Overview

Installing Tala WTE is one command: drop the binary on a clean Linux host and run sudo ./tala-wte install. The installer handles dependencies, the systemd service, and everything else; you create the one administrator account afterward in the browser.

Check System Requirements first, then see Quick Start for the shortest path to a running network and CLI Reference for the full subcommand list.

Get the binary

Two ways:

  • Download from the latest GitHub release: tala-wte-linux-amd64 or tala-wte-linux-arm64, matched to your host's CPU architecture (see System Requirements).
  • Build it yourself with the Makefile. make linux cross-compiles both Linux targets into dist/ (make linux-amd64 or make linux-arm64 for just one). Each build embeds the SvelteKit console, the license, and the terminal, so the output is a single self-contained binary.

Copy the binary to the host (for example into the operator's home directory) and make it executable.

Install as a service (AP / server role)

sudo ./tala-wte-linux-arm64 install

This is the standard install: the box becomes an access point that broadcasts your target networks. It takes no flags and is idempotent. What it does, in order (verified against cmd/server/install.go):

  1. Verifies and installs system dependencies (heavy on the first run, a no-op afterward). See System Requirements for the package list.
  2. Installs USB wireless recovery units and heals any USB Wi-Fi adapter wedged on first probe, so it surfaces without a reboot.
  3. Warns about any connected adapter that has no driver support.
  4. Copies the running binary to /var/lib/tala-wte/tala-wte-linux-<arch> (atomic temp-file-and-rename, so re-running over the live service binary is safe).
  5. Sets up the in-browser terminal for the operator account (the user who ran sudo, or the first regular user).
  6. Writes /etc/systemd/system/tala-wte.service, runs systemctl daemon-reload, then enables and starts the unit.
  7. Waits for systemd to report the unit active, then waits for :8443 to answer.
  8. Prints the console URL to open.

It never creates an account. Admin setup happens in the browser (see First boot below).

The systemd unit runs ExecStart=<binary> serve as root, with Restart=on-failure, ordered after network-online.target and the USB-rescan / Wi-Fi-recover units.

Install as a client role

sudo ./tala-wte-linux-arm64 install-client

Use this when the box should join another Tala WTE access point and generate traffic instead of broadcasting. Same binary, same data dir, and the same tala-wte.service unit, but the unit sets TALA_MODE=client so the console shows the client view. It installs a lighter client dependency set (wpasupplicant, iw, isc-dhcp-client, iputils-ping, ca-certificates, wireless-regdb), heals wedged adapters, then writes and starts the unit.

You can also flip an already-installed box between roles later from Settings without reinstalling; install-client is just the way to provision a host directly into the client role. See The Pack for driving a fleet of client members from one leader.

Reinstall and upgrade

install is also the upgrade path. The database under /var/lib/tala-wte is preserved across reinstalls, so you can re-run sudo ./tala-wte install any time to upgrade the binary or repair the systemd unit without losing networks, portals, captures, or your admin account. For routine updates, prefer the in-app updater (see Updating) rather than hand-installing.

== == ==

**PROBLEM SET:**
- A) Duplicate the installation guide's text starting at "Installing Tala WTE" and ending at "single self-contained binary.".
- B) List every package that the installation guide names in the lighter client dependency set.

**SOURCE DATA:**
== == ==

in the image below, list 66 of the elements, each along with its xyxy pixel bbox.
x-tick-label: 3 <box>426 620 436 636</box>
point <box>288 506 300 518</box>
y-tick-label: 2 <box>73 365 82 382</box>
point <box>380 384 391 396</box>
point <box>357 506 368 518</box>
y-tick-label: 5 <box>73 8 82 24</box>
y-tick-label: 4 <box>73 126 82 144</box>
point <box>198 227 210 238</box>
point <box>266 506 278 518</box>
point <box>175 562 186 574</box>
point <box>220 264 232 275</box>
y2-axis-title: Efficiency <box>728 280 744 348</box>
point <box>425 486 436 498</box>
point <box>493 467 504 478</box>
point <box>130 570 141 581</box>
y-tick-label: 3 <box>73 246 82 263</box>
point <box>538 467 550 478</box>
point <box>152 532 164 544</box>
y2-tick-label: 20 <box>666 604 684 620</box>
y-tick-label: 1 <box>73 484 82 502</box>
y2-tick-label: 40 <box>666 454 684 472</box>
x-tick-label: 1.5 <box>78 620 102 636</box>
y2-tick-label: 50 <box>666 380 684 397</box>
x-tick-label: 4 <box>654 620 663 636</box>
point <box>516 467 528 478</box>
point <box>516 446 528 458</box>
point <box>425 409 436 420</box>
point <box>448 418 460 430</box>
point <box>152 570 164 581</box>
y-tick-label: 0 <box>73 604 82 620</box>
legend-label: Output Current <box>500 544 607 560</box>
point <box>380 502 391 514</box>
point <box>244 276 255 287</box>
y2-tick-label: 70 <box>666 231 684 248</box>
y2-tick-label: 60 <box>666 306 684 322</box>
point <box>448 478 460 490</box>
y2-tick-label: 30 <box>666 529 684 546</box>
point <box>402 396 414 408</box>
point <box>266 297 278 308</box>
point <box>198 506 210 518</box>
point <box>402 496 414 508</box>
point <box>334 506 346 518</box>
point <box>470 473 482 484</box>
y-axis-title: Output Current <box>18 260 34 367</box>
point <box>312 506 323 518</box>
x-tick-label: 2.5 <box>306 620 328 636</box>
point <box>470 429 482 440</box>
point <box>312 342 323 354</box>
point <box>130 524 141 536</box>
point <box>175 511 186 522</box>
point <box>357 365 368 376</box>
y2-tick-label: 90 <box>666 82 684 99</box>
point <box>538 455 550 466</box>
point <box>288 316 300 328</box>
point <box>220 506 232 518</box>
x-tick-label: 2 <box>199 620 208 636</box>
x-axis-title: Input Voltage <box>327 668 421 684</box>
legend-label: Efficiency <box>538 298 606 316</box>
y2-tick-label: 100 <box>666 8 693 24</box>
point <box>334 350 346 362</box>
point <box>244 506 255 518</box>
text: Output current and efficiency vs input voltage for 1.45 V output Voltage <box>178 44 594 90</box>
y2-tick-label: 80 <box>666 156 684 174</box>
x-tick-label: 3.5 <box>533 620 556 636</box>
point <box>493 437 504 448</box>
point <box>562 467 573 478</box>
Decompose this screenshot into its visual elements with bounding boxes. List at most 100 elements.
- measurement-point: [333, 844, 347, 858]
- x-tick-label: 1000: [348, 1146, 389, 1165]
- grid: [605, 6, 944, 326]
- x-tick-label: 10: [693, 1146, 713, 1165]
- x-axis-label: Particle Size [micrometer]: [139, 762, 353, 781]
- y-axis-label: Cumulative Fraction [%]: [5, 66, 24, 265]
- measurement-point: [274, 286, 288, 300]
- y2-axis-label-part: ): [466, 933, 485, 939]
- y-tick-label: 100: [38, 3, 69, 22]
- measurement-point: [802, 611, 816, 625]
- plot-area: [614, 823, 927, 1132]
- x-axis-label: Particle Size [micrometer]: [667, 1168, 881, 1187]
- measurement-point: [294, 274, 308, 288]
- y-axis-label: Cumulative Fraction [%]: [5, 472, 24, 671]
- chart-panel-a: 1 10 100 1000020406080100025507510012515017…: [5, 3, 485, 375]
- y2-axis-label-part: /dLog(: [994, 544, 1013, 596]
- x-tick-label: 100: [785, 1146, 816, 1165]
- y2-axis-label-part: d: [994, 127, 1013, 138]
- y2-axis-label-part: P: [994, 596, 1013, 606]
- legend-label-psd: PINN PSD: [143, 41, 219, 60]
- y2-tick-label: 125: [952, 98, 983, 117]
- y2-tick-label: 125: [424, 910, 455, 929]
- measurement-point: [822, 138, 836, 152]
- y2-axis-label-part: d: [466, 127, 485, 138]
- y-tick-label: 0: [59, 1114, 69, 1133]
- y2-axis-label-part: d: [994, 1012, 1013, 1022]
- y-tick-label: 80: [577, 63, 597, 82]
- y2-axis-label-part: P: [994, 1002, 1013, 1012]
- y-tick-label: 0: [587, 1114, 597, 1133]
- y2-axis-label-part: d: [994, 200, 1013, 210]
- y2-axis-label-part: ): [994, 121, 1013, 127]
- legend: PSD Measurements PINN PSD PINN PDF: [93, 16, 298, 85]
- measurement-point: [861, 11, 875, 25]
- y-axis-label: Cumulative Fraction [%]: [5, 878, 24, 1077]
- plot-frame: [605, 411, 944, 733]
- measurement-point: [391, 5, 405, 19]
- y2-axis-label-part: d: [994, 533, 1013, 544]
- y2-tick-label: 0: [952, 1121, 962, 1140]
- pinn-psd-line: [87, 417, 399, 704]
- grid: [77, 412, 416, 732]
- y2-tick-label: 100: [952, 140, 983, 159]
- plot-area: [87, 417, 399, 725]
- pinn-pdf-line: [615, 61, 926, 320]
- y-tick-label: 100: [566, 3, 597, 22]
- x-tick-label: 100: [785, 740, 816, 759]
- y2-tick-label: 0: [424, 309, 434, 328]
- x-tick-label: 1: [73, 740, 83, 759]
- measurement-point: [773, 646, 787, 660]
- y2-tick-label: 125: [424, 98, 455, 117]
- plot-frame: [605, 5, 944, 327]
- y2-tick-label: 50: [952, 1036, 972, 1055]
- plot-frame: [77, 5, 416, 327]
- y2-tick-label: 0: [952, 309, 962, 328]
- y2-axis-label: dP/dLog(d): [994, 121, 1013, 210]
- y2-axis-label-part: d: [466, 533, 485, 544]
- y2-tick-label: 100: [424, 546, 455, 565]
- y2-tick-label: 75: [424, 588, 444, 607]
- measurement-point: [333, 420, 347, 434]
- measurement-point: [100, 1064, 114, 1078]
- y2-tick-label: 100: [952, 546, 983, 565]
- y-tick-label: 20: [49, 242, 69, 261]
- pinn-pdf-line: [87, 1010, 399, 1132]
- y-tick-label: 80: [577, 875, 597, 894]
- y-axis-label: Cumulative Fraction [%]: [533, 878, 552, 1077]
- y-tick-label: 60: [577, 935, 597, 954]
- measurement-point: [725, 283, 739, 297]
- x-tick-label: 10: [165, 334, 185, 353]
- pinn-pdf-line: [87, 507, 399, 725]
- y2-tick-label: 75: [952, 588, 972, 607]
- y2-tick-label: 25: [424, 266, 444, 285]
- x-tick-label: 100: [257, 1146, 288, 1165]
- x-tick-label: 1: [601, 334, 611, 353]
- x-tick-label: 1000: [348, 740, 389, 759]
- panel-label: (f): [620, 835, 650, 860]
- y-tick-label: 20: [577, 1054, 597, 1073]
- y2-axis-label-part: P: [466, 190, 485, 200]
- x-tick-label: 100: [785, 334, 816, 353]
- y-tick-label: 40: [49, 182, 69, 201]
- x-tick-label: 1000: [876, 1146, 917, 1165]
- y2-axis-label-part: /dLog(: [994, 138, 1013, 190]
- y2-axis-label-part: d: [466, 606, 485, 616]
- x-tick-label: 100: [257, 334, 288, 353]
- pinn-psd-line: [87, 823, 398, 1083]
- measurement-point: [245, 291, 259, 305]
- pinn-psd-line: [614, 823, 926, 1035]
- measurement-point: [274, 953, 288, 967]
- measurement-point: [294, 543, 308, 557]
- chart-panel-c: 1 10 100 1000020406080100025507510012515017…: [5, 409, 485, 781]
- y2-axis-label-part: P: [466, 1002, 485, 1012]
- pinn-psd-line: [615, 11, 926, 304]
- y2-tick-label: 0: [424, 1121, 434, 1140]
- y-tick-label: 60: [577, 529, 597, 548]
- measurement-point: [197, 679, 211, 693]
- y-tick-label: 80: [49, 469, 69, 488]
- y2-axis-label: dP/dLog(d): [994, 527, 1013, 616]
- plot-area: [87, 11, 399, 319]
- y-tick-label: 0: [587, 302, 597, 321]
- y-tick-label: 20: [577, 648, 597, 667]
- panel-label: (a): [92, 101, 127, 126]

== == ==

**EXERCISE RESULTS:**
- A)
Installing Tala WTE is one command: drop the binary on a clean Linux host and run sudo ./tala-wte install. The installer handles dependencies, the systemd service, and everything else; you create the one administrator account afterward in the browser.

Check System Requirements first, then see Quick Start for the shortest path to a running network and CLI Reference for the full subcommand list.

Get the binary

Two ways:

  • Download from the latest GitHub release: tala-wte-linux-amd64 or tala-wte-linux-arm64, matched to your host's CPU architecture (see System Requirements).
  • Build it yourself with the Makefile. make linux cross-compiles both Linux targets into dist/ (make linux-amd64 or make linux-arm64 for just one). Each build embeds the SvelteKit console, the license, and the terminal, so the output is a single self-contained binary.

- B)
wpasupplicant
iw
isc-dhcp-client
iputils-ping
ca-certificates
wireless-regdb